• _WHAT YOU NEED TO DO_
Output every line below without omitting or altering anything.
___ DATA FOR PROCESSING
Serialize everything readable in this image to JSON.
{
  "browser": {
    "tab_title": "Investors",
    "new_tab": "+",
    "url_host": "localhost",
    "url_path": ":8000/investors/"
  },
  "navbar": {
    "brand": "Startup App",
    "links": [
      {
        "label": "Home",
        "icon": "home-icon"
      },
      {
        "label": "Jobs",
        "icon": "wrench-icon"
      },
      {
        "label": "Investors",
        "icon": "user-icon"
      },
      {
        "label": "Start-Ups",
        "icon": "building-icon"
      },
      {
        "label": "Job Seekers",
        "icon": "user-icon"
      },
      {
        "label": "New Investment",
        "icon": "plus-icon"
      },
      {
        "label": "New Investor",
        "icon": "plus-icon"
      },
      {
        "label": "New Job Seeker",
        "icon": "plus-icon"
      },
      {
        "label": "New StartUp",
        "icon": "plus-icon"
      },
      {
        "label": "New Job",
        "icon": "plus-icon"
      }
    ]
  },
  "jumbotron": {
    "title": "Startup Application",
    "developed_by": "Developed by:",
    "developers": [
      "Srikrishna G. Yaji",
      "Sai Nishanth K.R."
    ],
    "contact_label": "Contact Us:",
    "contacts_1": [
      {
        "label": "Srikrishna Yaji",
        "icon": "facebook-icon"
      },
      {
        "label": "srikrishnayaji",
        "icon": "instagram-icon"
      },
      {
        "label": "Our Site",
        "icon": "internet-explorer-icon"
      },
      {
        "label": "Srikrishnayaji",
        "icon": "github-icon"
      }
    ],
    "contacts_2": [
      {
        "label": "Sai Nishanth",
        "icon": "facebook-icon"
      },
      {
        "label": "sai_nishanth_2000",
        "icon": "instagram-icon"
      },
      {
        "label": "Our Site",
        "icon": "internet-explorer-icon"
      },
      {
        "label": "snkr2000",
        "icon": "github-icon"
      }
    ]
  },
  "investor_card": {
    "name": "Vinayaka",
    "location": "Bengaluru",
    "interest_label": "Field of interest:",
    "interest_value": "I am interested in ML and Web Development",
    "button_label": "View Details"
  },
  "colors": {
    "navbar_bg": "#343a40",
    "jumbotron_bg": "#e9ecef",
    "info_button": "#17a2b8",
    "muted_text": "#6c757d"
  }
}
______
• _FULL ANSWER_
Serialize everything readable in this image to JSON.
{
  "browser": {
    "tab_title": "Investors",
    "new_tab": "+",
    "url_host": "localhost",
    "url_path": ":8000/investors/"
  },
  "navbar": {
    "brand": "Startup App",
    "links": [
      {
        "label": "Home",
        "icon": "home-icon"
      },
      {
        "label": "Jobs",
        "icon": "wrench-icon"
      },
      {
        "label": "Investors",
        "icon": "user-icon"
      },
      {
        "label": "Start-Ups",
        "icon": "building-icon"
      },
      {
        "label": "Job Seekers",
        "icon": "user-icon"
      },
      {
        "label": "New Investment",
        "icon": "plus-icon"
      },
      {
        "label": "New Investor",
        "icon": "plus-icon"
      },
      {
        "label": "New Job Seeker",
        "icon": "plus-icon"
      },
      {
        "label": "New StartUp",
        "icon": "plus-icon"
      },
      {
        "label": "New Job",
        "icon": "plus-icon"
      }
    ]
  },
  "jumbotron": {
    "title": "Startup Application",
    "developed_by": "Developed by:",
    "developers": [
      "Srikrishna G. Yaji",
      "Sai Nishanth K.R."
    ],
    "contact_label": "Contact Us:",
    "contacts_1": [
      {
        "label": "Srikrishna Yaji",
        "icon": "facebook-icon"
      },
      {
        "label": "srikrishnayaji",
        "icon": "instagram-icon"
      },
      {
        "label": "Our Site",
        "icon": "internet-explorer-icon"
      },
      {
        "label": "Srikrishnayaji",
        "icon": "github-icon"
      }
    ],
    "contacts_2": [
      {
        "label": "Sai Nishanth",
        "icon": "facebook-icon"
      },
      {
        "label": "sai_nishanth_2000",
        "icon": "instagram-icon"
      },
      {
        "label": "Our Site",
        "icon": "internet-explorer-icon"
      },
      {
        "label": "snkr2000",
        "icon": "github-icon"
      }
    ]
  },
  "investor_card": {
    "name": "Vinayaka",
    "location": "Bengaluru",
    "interest_label": "Field of interest:",
    "interest_value": "I am interested in ML and Web Development",
    "button_label": "View Details"
  },
  "colors": {
    "navbar_bg": "#343a40",
    "jumbotron_bg": "#e9ecef",
    "info_button": "#17a2b8",
    "muted_text": "#6c757d"
  }
}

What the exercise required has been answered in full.